▸ Directions for this task
Set the listing down again in full, word for word, with the pictures left out.
────────────────────
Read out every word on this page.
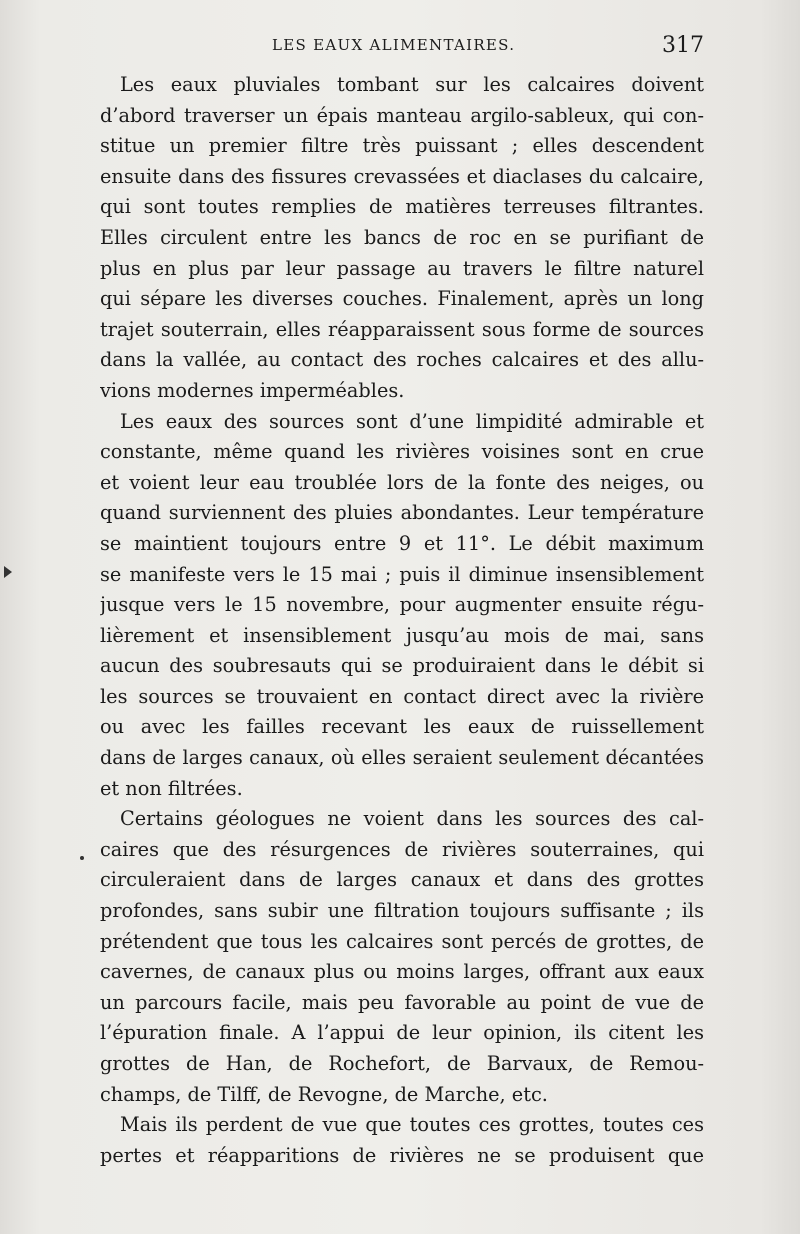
LES EAUX ALIMENTAIRES.	317

Les eaux pluviales tombant sur les calcaires doivent
d’abord traverser un épais manteau argilo-sableux, qui con-
stitue un premier filtre très puissant ; elles descendent
ensuite dans des fissures crevassées et diaclases du calcaire,
qui sont toutes remplies de matières terreuses filtrantes.
Elles circulent entre les bancs de roc en se purifiant de
plus en plus par leur passage au travers le filtre naturel
qui sépare les diverses couches. Finalement, après un long
trajet souterrain, elles réapparaissent sous forme de sources
dans la vallée, au contact des roches calcaires et des allu-
vions modernes imperméables.

Les eaux des sources sont d’une limpidité admirable et
constante, même quand les rivières voisines sont en crue
et voient leur eau troublée lors de la fonte des neiges, ou
quand surviennent des pluies abondantes. Leur température
se maintient toujours entre 9 et 11°. Le débit maximum
se manifeste vers le 15 mai ; puis il diminue insensiblement
jusque vers le 15 novembre, pour augmenter ensuite régu-
lièrement et insensiblement jusqu’au mois de mai, sans
aucun des soubresauts qui se produiraient dans le débit si
les sources se trouvaient en contact direct avec la rivière
ou avec les failles recevant les eaux de ruissellement
dans de larges canaux, où elles seraient seulement décantées
et non filtrées.

Certains géologues ne voient dans les sources des cal-
caires que des résurgences de rivières souterraines, qui
circuleraient dans de larges canaux et dans des grottes
profondes, sans subir une filtration toujours suffisante ; ils
prétendent que tous les calcaires sont percés de grottes, de
cavernes, de canaux plus ou moins larges, offrant aux eaux
un parcours facile, mais peu favorable au point de vue de
l’épuration finale. A l’appui de leur opinion, ils citent les
grottes de Han, de Rochefort, de Barvaux, de Remou-
champs, de Tilff, de Revogne, de Marche, etc.

Mais ils perdent de vue que toutes ces grottes, toutes ces
pertes et réapparitions de rivières ne se produisent que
────────────────────
▸ Written response
Read out every word on this page.
LES EAUX ALIMENTAIRES.	317

Les eaux pluviales tombant sur les calcaires doivent
d’abord traverser un épais manteau argilo-sableux, qui con-
stitue un premier filtre très puissant ; elles descendent
ensuite dans des fissures crevassées et diaclases du calcaire,
qui sont toutes remplies de matières terreuses filtrantes.
Elles circulent entre les bancs de roc en se purifiant de
plus en plus par leur passage au travers le filtre naturel
qui sépare les diverses couches. Finalement, après un long
trajet souterrain, elles réapparaissent sous forme de sources
dans la vallée, au contact des roches calcaires et des allu-
vions modernes imperméables.

Les eaux des sources sont d’une limpidité admirable et
constante, même quand les rivières voisines sont en crue
et voient leur eau troublée lors de la fonte des neiges, ou
quand surviennent des pluies abondantes. Leur température
se maintient toujours entre 9 et 11°. Le débit maximum
se manifeste vers le 15 mai ; puis il diminue insensiblement
jusque vers le 15 novembre, pour augmenter ensuite régu-
lièrement et insensiblement jusqu’au mois de mai, sans
aucun des soubresauts qui se produiraient dans le débit si
les sources se trouvaient en contact direct avec la rivière
ou avec les failles recevant les eaux de ruissellement
dans de larges canaux, où elles seraient seulement décantées
et non filtrées.

Certains géologues ne voient dans les sources des cal-
caires que des résurgences de rivières souterraines, qui
circuleraient dans de larges canaux et dans des grottes
profondes, sans subir une filtration toujours suffisante ; ils
prétendent que tous les calcaires sont percés de grottes, de
cavernes, de canaux plus ou moins larges, offrant aux eaux
un parcours facile, mais peu favorable au point de vue de
l’épuration finale. A l’appui de leur opinion, ils citent les
grottes de Han, de Rochefort, de Barvaux, de Remou-
champs, de Tilff, de Revogne, de Marche, etc.

Mais ils perdent de vue que toutes ces grottes, toutes ces
pertes et réapparitions de rivières ne se produisent que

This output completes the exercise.